Extracts from a graphics dataset
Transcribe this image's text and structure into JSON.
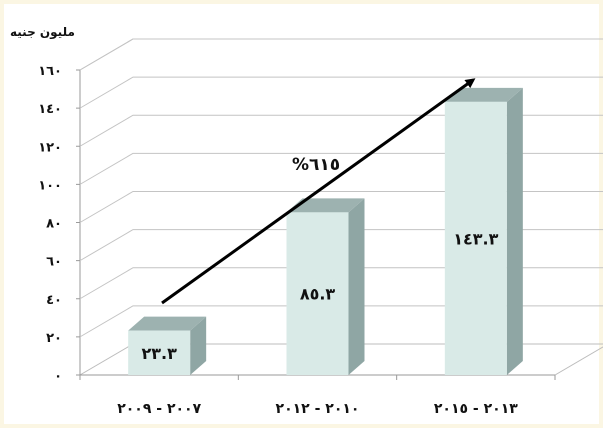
{
  "chart_data": {
    "type": "bar",
    "unit_label": "مليون جنيه",
    "categories": [
      "٢٠٠٧ - ٢٠٠٩",
      "٢٠١٠ - ٢٠١٢",
      "٢٠١٣ - ٢٠١٥"
    ],
    "values": [
      23.3,
      85.3,
      143.3
    ],
    "value_labels": [
      "٢٣.٣",
      "٨٥.٣",
      "١٤٣.٣"
    ],
    "ylim": [
      0,
      160
    ],
    "yticks": [
      0,
      20,
      40,
      60,
      80,
      100,
      120,
      140,
      160
    ],
    "ytick_labels": [
      "٠",
      "٢٠",
      "٤٠",
      "٦٠",
      "٨٠",
      "١٠٠",
      "١٢٠",
      "١٤٠",
      "١٦٠"
    ],
    "annotation": "%٦١٥",
    "grid": true,
    "colors": {
      "bar_front": "#d9eae7",
      "bar_side": "#8fa6a4",
      "bar_top": "#9db2b0",
      "arrow": "#000000"
    }
  }
}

The task
Output, exactly, all the records above; include no pictures.

Answer to this task
Transcribe this image's text and structure into JSON.
{
  "chart_data": {
    "type": "bar",
    "unit_label": "مليون جنيه",
    "categories": [
      "٢٠٠٧ - ٢٠٠٩",
      "٢٠١٠ - ٢٠١٢",
      "٢٠١٣ - ٢٠١٥"
    ],
    "values": [
      23.3,
      85.3,
      143.3
    ],
    "value_labels": [
      "٢٣.٣",
      "٨٥.٣",
      "١٤٣.٣"
    ],
    "ylim": [
      0,
      160
    ],
    "yticks": [
      0,
      20,
      40,
      60,
      80,
      100,
      120,
      140,
      160
    ],
    "ytick_labels": [
      "٠",
      "٢٠",
      "٤٠",
      "٦٠",
      "٨٠",
      "١٠٠",
      "١٢٠",
      "١٤٠",
      "١٦٠"
    ],
    "annotation": "%٦١٥",
    "grid": true,
    "colors": {
      "bar_front": "#d9eae7",
      "bar_side": "#8fa6a4",
      "bar_top": "#9db2b0",
      "arrow": "#000000"
    }
  }
}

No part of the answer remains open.